Set task
Skip the pictures. Transcribe the rest of the data below without changing a word.
>> start Records to process
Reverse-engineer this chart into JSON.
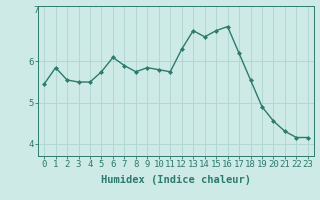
{
  "x": [
    0,
    1,
    2,
    3,
    4,
    5,
    6,
    7,
    8,
    9,
    10,
    11,
    12,
    13,
    14,
    15,
    16,
    17,
    18,
    19,
    20,
    21,
    22,
    23
  ],
  "y": [
    5.45,
    5.85,
    5.55,
    5.5,
    5.5,
    5.75,
    6.1,
    5.9,
    5.75,
    5.85,
    5.8,
    5.75,
    6.3,
    6.75,
    6.6,
    6.75,
    6.85,
    6.2,
    5.55,
    4.9,
    4.55,
    4.3,
    4.15,
    4.15
  ],
  "line_color": "#2d7a6e",
  "marker_color": "#2d7a6e",
  "bg_color": "#ceeae6",
  "grid_color": "#aed4cf",
  "xlabel": "Humidex (Indice chaleur)",
  "ylim": [
    3.7,
    7.35
  ],
  "xlim": [
    -0.5,
    23.5
  ],
  "yticks": [
    4,
    5,
    6
  ],
  "ytick_label_top": "7",
  "xtick_labels": [
    "0",
    "1",
    "2",
    "3",
    "4",
    "5",
    "6",
    "7",
    "8",
    "9",
    "10",
    "11",
    "12",
    "13",
    "14",
    "15",
    "16",
    "17",
    "18",
    "19",
    "20",
    "21",
    "22",
    "23"
  ],
  "axis_fontsize": 7,
  "tick_fontsize": 6.5,
  "xlabel_fontsize": 7.5
}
>> end Records to process
In response
Reverse-engineer this chart into JSON.
{
  "x": [
    0,
    1,
    2,
    3,
    4,
    5,
    6,
    7,
    8,
    9,
    10,
    11,
    12,
    13,
    14,
    15,
    16,
    17,
    18,
    19,
    20,
    21,
    22,
    23
  ],
  "y": [
    5.45,
    5.85,
    5.55,
    5.5,
    5.5,
    5.75,
    6.1,
    5.9,
    5.75,
    5.85,
    5.8,
    5.75,
    6.3,
    6.75,
    6.6,
    6.75,
    6.85,
    6.2,
    5.55,
    4.9,
    4.55,
    4.3,
    4.15,
    4.15
  ],
  "line_color": "#2d7a6e",
  "marker_color": "#2d7a6e",
  "bg_color": "#ceeae6",
  "grid_color": "#aed4cf",
  "xlabel": "Humidex (Indice chaleur)",
  "ylim": [
    3.7,
    7.35
  ],
  "xlim": [
    -0.5,
    23.5
  ],
  "yticks": [
    4,
    5,
    6
  ],
  "ytick_label_top": "7",
  "xtick_labels": [
    "0",
    "1",
    "2",
    "3",
    "4",
    "5",
    "6",
    "7",
    "8",
    "9",
    "10",
    "11",
    "12",
    "13",
    "14",
    "15",
    "16",
    "17",
    "18",
    "19",
    "20",
    "21",
    "22",
    "23"
  ],
  "axis_fontsize": 7,
  "tick_fontsize": 6.5,
  "xlabel_fontsize": 7.5
}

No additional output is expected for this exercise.